_STATED TASK_
Copy out every line in which the string "subtitle" occurs.

_Excerpt from a dataset_
.....

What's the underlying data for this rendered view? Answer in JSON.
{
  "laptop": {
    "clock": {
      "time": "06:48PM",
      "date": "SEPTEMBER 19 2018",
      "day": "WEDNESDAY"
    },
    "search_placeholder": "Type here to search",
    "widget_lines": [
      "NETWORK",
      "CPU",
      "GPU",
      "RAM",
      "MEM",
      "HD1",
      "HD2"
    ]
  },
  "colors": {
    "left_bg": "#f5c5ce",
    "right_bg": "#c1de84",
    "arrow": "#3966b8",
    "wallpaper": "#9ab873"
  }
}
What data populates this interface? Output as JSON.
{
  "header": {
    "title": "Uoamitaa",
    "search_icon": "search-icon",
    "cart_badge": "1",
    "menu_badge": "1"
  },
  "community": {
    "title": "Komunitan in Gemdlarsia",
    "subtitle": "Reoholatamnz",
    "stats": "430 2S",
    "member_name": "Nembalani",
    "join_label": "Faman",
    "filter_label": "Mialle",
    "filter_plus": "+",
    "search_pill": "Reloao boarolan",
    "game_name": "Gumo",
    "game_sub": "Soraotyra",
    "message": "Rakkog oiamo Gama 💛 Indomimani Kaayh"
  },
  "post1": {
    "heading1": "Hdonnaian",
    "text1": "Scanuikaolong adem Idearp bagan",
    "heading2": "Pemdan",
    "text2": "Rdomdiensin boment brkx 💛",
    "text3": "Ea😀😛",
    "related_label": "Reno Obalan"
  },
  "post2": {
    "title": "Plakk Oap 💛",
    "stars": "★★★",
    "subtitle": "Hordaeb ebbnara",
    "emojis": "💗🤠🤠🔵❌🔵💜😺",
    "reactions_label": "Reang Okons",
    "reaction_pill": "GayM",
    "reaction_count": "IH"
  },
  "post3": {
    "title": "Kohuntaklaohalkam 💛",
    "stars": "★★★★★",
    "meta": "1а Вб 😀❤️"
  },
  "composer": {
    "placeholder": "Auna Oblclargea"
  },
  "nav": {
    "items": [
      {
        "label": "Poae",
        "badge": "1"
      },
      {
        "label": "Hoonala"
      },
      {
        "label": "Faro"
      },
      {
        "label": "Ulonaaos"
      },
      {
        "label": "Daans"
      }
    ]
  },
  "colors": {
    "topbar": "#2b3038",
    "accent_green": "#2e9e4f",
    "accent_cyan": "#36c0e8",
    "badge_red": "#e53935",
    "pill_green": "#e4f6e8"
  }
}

.....

_RESULT OF THE EXERCISE_
    "subtitle": "Reoholatamnz",
    "subtitle": "Hordaeb ebbnara",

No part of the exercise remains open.